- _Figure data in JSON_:
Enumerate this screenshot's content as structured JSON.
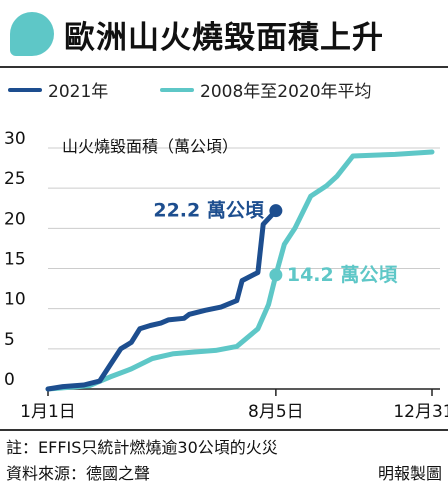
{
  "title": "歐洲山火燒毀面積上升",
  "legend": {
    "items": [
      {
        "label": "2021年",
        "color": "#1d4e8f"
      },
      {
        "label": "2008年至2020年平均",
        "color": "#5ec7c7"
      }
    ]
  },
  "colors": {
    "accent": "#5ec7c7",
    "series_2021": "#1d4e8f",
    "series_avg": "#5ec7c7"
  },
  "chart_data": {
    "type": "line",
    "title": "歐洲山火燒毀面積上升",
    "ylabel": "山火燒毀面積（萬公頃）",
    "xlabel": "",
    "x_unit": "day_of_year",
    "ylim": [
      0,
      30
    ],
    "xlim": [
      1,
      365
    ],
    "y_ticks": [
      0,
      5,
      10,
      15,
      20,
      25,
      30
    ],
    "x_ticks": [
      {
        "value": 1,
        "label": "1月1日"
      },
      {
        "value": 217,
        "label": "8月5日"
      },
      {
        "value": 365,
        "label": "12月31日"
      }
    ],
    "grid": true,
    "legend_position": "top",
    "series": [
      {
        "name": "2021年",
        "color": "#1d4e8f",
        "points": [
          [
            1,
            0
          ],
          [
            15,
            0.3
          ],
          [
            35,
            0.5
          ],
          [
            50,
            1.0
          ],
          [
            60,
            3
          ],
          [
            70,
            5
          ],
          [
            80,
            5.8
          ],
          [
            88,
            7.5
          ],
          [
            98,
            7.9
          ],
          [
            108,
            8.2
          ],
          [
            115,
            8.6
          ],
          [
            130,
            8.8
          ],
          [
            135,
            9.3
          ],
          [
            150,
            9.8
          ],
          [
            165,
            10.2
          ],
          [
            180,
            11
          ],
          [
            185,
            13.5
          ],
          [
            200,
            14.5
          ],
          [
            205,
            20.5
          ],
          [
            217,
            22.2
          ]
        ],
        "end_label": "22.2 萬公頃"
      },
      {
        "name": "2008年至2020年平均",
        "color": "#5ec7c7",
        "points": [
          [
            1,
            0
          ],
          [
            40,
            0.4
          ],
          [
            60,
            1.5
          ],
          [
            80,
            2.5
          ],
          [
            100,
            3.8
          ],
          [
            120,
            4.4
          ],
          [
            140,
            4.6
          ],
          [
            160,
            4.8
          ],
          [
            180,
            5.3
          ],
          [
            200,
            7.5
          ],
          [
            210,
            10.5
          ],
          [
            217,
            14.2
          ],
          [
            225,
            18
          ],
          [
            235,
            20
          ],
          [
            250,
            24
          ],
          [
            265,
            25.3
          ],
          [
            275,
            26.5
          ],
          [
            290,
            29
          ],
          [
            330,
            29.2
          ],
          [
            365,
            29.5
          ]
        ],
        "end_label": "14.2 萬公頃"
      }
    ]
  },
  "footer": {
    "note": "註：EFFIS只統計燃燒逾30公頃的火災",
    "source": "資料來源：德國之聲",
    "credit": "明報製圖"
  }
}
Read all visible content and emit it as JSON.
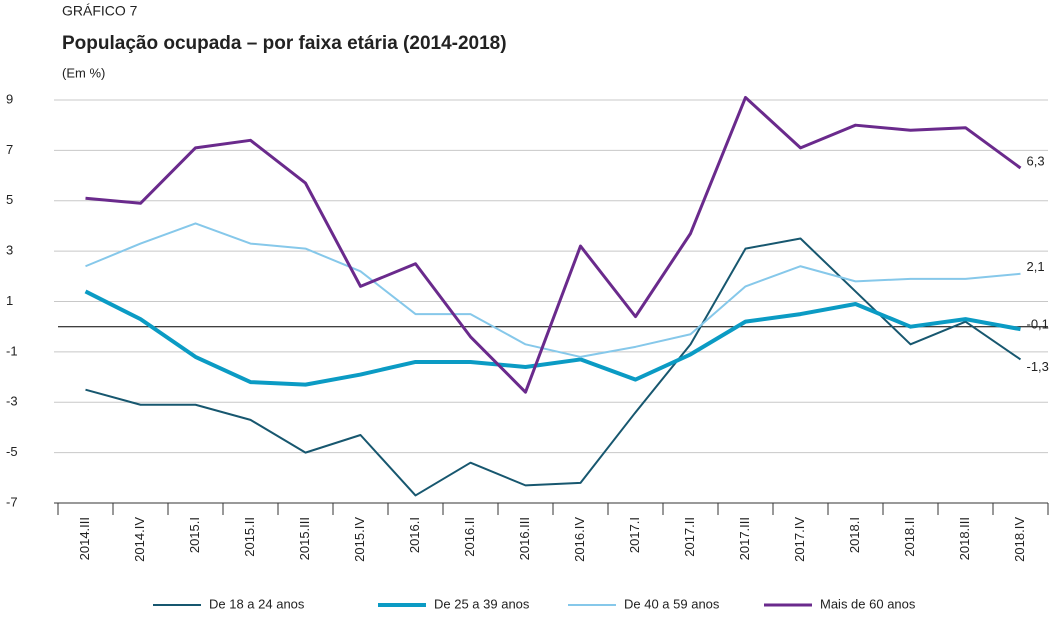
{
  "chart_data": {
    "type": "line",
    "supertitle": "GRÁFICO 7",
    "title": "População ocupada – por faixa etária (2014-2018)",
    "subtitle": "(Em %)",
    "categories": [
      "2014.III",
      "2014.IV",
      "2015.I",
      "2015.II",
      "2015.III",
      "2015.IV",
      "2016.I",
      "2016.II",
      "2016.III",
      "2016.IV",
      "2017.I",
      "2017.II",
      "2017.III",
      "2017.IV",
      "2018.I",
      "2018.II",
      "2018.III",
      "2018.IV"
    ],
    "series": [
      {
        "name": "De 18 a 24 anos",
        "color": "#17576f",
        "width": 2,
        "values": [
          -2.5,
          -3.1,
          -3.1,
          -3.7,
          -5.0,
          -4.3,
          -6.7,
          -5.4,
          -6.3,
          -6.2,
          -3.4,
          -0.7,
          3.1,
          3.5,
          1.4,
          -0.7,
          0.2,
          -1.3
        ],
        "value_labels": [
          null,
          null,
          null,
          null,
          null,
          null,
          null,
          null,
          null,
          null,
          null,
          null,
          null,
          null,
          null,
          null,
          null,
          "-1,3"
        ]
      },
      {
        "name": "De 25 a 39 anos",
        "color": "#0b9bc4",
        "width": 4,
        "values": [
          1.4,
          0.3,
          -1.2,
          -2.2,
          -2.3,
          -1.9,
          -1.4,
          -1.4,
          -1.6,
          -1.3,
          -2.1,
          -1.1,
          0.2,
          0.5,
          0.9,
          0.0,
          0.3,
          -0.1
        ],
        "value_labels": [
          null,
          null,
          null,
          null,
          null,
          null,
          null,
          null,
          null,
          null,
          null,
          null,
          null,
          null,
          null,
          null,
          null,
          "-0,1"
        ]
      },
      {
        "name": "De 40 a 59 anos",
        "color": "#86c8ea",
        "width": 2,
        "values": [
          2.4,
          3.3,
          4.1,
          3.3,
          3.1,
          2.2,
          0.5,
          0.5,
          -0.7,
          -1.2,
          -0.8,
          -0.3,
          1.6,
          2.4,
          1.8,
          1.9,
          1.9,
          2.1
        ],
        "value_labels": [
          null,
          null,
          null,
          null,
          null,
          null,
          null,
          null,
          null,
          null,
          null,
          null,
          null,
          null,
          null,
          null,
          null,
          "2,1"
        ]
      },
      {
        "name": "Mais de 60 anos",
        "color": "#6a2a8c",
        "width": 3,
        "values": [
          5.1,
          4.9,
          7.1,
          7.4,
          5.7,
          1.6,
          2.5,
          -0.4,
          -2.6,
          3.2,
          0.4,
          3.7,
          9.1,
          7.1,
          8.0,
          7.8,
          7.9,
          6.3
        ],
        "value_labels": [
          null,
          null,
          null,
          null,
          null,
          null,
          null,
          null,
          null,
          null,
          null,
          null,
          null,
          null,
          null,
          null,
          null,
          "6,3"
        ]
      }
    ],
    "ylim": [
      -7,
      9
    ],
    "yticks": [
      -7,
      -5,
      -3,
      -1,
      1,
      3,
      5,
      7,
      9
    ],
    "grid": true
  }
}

- _PROBLEM DETAILS_:
Each line above that includes "歐洲山火燒毀面積上升" should be shown.

- _RESULT OF THIS TASK_:
  "title": "歐洲山火燒毀面積上升",
    "title": "歐洲山火燒毀面積上升",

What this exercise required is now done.